## YOUR INSTRUCTIONS
Go through the lines below and copy each one that holds the string "onde".

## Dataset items
================
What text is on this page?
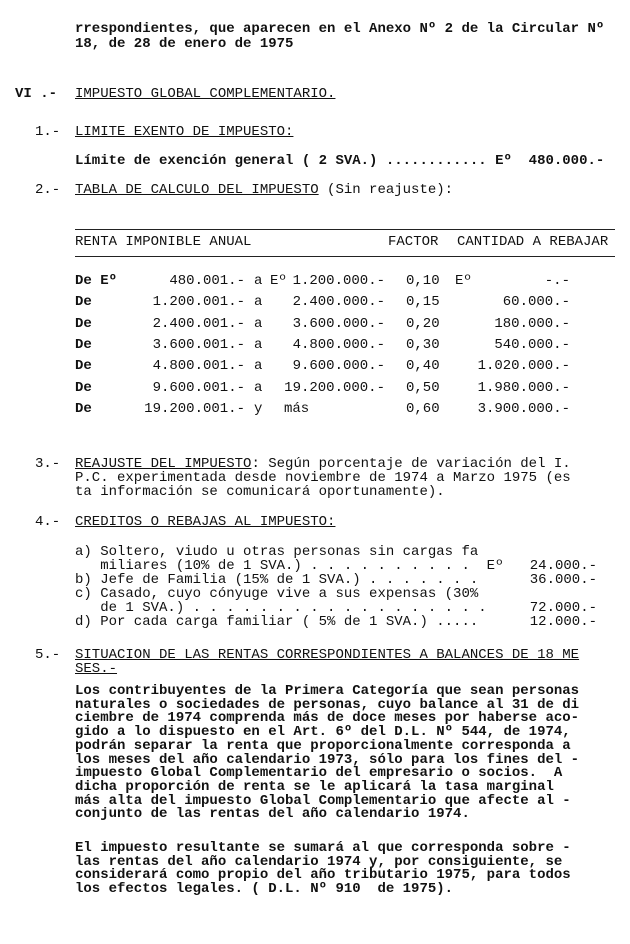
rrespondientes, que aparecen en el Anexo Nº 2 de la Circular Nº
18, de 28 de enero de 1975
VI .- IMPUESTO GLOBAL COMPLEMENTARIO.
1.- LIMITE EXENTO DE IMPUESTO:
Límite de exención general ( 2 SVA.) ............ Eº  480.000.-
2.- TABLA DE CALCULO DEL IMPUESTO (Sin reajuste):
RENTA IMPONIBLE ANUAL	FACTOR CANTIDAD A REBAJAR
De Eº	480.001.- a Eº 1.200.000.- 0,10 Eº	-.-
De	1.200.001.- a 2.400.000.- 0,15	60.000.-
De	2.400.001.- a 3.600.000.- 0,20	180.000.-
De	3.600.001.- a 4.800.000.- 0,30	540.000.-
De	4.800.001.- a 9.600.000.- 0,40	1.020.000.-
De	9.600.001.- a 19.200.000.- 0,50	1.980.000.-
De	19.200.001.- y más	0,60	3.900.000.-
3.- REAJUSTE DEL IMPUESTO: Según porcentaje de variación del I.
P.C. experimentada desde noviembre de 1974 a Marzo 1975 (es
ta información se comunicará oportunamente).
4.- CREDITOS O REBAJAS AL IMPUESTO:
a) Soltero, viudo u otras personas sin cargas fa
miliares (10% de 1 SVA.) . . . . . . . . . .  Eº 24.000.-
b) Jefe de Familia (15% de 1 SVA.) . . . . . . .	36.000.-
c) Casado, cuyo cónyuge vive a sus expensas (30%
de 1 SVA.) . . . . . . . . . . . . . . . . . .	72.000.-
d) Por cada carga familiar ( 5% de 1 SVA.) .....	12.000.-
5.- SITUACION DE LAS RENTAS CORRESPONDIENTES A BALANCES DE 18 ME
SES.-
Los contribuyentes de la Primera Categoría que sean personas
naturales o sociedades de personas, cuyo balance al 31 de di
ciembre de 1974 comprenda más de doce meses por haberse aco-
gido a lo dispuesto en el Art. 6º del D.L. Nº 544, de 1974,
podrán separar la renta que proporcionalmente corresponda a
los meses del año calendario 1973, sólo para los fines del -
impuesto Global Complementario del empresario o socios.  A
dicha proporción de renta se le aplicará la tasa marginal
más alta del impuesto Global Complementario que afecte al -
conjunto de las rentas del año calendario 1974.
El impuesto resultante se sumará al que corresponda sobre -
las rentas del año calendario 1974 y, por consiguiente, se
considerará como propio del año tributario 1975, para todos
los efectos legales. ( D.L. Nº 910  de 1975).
================
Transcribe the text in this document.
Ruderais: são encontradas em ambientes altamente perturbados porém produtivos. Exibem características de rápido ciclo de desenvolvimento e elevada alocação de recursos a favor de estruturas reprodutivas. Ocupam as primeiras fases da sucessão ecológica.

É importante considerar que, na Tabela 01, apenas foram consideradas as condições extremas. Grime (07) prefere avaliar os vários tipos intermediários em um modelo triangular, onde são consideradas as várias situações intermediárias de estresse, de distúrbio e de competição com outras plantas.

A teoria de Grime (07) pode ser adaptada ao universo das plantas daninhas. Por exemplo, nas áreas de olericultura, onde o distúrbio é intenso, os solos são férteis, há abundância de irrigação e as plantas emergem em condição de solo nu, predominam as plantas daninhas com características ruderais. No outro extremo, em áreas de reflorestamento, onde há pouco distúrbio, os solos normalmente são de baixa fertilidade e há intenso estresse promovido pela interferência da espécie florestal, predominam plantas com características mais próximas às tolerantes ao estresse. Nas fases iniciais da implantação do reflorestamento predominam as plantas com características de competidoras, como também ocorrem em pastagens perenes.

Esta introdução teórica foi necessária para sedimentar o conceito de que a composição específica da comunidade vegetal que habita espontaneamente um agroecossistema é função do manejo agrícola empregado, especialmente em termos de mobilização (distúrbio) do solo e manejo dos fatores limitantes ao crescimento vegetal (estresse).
================
## RESULT FOR THIS EXERCISE
É importante considerar que, na Tabela 01, apenas foram consideradas as condições extremas. Grime (07) prefere avaliar os vários tipos intermediários em um modelo triangular, onde são consideradas as várias situações intermediárias de estresse, de distúrbio e de competição com outras plantas.
A teoria de Grime (07) pode ser adaptada ao universo das plantas daninhas. Por exemplo, nas áreas de olericultura, onde o distúrbio é intenso, os solos são férteis, há abundância de irrigação e as plantas emergem em condição de solo nu, predominam as plantas daninhas com características ruderais. No outro extremo, em áreas de reflorestamento, onde há pouco distúrbio, os solos normalmente são de baixa fertilidade e há intenso estresse promovido pela interferência da espécie florestal, predominam plantas com características mais próximas às tolerantes ao estresse. Nas fases iniciais da implantação do reflorestamento predominam as plantas com características de competidoras, como também ocorrem em pastagens perenes.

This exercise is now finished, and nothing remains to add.